Instructions to follow: Gather each line of the entries below that includes "here".

Listed records:
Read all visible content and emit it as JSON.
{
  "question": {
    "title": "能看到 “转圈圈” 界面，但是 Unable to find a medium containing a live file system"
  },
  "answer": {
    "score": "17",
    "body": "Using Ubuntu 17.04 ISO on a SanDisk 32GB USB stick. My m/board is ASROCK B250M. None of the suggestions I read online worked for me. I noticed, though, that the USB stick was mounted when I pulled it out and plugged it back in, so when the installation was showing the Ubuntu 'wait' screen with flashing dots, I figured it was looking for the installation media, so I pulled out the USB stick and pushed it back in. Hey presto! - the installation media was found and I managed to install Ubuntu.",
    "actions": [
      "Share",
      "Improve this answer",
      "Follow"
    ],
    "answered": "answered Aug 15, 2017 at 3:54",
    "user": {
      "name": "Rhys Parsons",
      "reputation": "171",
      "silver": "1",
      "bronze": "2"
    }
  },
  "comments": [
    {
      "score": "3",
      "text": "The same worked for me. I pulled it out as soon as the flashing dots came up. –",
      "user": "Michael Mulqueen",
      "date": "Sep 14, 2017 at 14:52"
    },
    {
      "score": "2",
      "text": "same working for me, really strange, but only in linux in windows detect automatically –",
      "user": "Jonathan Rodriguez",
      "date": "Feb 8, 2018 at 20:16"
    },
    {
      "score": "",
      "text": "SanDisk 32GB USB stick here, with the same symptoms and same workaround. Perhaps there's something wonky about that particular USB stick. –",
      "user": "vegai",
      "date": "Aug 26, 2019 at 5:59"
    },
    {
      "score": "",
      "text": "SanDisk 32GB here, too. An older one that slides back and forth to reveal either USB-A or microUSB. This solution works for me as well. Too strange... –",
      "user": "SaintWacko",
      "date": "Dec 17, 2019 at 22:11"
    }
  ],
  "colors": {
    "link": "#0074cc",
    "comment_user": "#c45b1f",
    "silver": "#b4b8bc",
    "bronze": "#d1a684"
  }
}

* * *

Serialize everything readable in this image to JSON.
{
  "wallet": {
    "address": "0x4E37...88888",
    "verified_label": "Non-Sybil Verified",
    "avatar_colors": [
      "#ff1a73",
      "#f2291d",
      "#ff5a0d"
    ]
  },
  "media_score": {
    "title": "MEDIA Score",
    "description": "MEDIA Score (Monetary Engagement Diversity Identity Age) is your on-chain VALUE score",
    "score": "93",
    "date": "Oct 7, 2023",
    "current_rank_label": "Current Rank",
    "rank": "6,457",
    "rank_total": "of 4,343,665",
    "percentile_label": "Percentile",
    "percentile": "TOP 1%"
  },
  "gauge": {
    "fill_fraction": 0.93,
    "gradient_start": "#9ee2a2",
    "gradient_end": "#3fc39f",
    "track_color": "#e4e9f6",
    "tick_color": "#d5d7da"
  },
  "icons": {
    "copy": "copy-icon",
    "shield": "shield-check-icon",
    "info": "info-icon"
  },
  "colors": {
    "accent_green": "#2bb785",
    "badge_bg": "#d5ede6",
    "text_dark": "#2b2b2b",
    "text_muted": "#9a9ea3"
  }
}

Task result:
      "text": "SanDisk 32GB USB stick here, with the same symptoms and same workaround. Perhaps there's something wonky about that particular USB stick. –",
      "text": "SanDisk 32GB here, too. An older one that slides back and forth to reveal either USB-A or microUSB. This solution works for me as well. Too strange... –",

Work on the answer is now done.